**Work required:**
Copy every line that mentions the word "ασφαλιστικά".

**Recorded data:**
------------------------------------------------------------

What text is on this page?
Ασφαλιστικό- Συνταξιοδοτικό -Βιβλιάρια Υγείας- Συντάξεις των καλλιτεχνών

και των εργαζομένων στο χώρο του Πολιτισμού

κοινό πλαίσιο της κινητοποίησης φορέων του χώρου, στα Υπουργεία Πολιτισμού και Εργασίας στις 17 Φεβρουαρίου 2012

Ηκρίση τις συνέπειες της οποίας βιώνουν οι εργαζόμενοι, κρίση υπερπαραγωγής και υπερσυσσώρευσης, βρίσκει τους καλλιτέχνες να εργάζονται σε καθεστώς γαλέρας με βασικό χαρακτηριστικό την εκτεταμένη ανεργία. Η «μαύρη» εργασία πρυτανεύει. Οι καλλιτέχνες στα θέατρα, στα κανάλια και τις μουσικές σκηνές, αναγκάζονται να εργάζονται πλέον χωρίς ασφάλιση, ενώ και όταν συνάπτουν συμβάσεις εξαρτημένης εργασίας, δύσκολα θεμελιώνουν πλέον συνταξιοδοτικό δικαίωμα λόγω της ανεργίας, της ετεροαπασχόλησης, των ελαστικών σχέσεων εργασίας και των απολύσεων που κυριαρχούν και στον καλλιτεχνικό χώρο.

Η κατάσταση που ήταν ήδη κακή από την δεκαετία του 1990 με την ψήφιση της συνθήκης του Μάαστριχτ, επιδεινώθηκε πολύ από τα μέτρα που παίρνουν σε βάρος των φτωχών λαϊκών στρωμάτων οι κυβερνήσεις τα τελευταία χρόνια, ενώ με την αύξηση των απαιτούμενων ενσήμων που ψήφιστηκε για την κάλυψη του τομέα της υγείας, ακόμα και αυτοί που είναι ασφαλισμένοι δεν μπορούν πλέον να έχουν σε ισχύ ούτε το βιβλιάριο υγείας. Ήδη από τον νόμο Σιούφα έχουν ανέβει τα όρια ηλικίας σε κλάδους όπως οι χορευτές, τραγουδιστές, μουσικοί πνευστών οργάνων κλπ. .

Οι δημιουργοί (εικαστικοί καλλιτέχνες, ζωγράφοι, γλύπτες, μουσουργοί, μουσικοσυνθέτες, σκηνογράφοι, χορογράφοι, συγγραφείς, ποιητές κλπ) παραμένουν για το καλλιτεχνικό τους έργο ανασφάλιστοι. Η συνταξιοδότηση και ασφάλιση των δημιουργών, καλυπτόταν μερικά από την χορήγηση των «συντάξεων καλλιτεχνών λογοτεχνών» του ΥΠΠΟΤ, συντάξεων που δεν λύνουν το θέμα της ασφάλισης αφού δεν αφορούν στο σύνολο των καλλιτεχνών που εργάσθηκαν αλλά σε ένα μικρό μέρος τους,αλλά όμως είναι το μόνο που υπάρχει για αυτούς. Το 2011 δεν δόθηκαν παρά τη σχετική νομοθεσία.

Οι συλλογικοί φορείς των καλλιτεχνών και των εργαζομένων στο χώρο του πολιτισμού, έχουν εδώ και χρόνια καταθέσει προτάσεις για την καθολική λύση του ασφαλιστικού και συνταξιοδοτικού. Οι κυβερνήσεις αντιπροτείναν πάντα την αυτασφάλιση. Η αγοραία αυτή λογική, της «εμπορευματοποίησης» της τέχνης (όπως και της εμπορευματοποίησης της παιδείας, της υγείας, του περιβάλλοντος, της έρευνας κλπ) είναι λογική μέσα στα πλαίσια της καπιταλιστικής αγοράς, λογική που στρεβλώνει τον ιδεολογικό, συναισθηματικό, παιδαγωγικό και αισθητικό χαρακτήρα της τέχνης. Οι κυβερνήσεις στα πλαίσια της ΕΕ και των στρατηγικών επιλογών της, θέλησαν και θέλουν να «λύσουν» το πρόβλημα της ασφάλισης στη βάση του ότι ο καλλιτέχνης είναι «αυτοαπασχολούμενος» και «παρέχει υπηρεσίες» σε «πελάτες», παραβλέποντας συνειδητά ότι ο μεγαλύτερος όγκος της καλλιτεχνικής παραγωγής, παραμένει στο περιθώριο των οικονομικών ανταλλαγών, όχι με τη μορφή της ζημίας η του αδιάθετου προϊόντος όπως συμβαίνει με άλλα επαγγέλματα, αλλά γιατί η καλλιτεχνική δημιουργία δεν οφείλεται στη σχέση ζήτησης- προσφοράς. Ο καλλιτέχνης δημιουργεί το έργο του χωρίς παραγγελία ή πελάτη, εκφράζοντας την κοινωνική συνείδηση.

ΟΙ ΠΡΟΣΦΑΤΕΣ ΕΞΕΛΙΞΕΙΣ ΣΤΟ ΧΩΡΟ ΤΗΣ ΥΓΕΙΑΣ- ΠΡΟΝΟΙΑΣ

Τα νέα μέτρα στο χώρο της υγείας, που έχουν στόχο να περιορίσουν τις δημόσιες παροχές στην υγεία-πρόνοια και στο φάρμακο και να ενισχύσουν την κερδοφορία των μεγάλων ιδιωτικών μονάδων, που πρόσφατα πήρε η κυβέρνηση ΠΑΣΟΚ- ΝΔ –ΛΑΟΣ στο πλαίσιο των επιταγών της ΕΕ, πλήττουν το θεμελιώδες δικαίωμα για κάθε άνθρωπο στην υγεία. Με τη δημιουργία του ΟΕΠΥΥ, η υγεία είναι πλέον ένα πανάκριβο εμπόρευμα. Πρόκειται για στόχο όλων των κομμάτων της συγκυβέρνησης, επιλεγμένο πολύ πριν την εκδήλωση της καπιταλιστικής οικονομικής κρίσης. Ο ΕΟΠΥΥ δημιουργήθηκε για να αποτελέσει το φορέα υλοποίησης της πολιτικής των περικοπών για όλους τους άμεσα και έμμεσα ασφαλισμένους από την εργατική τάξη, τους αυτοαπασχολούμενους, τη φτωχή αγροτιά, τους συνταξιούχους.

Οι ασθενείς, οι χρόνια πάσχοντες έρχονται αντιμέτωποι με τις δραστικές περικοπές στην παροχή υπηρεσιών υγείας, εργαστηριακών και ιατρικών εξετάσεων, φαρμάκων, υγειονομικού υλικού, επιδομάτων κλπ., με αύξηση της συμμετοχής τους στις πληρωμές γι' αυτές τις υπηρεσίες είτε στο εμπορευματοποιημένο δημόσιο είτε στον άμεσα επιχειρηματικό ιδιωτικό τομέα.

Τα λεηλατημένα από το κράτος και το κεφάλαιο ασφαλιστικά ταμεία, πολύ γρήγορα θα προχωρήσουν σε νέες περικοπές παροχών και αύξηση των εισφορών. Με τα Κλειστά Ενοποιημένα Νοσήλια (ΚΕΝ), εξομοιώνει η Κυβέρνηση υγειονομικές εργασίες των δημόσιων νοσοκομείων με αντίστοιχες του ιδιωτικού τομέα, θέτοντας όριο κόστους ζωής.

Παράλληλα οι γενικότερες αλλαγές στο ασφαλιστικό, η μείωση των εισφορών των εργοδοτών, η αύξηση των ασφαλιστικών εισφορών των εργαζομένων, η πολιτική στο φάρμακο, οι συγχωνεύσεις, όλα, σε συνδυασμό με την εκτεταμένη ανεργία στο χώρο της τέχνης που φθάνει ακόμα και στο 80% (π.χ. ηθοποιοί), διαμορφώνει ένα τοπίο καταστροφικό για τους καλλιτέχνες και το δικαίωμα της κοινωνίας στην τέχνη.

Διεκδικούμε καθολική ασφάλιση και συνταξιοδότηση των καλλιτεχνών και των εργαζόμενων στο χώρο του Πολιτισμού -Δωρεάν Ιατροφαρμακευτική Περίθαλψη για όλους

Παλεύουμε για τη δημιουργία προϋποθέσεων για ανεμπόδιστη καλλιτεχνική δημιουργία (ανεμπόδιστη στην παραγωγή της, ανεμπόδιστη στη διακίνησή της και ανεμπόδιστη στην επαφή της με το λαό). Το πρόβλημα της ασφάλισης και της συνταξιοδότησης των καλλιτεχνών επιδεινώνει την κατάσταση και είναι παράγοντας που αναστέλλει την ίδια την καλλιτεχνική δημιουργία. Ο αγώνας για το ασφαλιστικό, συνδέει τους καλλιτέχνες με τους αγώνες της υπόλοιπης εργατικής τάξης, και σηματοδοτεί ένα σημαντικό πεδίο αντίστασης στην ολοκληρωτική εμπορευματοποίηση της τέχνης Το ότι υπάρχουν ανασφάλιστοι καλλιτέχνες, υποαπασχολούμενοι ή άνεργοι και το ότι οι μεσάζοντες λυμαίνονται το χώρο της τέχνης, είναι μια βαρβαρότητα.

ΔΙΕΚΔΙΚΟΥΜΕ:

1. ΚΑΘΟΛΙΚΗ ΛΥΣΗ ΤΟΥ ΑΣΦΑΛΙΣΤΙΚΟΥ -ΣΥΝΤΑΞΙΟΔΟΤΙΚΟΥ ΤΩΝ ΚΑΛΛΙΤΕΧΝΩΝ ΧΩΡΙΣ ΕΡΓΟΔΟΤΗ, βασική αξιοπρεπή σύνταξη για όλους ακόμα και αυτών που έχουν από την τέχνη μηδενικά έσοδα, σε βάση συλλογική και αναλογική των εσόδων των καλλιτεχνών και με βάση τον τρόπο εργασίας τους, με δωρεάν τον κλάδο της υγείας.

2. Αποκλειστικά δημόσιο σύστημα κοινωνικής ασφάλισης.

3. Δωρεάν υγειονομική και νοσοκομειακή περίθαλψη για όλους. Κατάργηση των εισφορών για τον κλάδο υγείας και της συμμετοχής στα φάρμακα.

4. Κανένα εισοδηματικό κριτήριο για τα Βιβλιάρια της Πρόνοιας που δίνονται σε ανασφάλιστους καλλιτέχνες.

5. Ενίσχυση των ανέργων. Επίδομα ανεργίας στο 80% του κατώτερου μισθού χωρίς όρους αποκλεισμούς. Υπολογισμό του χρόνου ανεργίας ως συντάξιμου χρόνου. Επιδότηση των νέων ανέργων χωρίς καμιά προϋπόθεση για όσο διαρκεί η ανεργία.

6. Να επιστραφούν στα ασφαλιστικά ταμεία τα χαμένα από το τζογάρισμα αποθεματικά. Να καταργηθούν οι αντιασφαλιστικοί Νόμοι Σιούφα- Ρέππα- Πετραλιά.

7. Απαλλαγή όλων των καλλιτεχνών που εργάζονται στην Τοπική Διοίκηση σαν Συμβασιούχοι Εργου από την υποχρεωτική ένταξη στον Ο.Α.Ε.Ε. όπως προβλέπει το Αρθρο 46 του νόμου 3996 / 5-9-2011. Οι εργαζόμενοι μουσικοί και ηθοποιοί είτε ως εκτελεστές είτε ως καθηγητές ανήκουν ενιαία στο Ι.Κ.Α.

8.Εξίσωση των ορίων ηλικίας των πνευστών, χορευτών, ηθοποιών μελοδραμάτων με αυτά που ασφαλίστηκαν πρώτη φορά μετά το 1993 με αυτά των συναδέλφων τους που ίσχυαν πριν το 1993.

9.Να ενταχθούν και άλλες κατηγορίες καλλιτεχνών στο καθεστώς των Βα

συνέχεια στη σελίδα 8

------------------------------------------------------------

**Output:**
Τα λεηλατημένα από το κράτος και το κεφάλαιο ασφαλιστικά ταμεία, πολύ γρήγορα θα προχωρήσουν σε νέες περικοπές παροχών και αύξηση των εισφορών. Με τα Κλειστά Ενοποιημένα Νοσήλια (ΚΕΝ), εξομοιώνει η Κυβέρνηση υγειονομικές εργασίες των δημόσιων νοσοκομείων με αντίστοιχες του ιδιωτικού τομέα, θέτοντας όριο κόστους ζωής.
6. Να επιστραφούν στα ασφαλιστικά ταμεία τα χαμένα από το τζογάρισμα αποθεματικά. Να καταργηθούν οι αντιασφαλιστικοί Νόμοι Σιούφα- Ρέππα- Πετραλιά.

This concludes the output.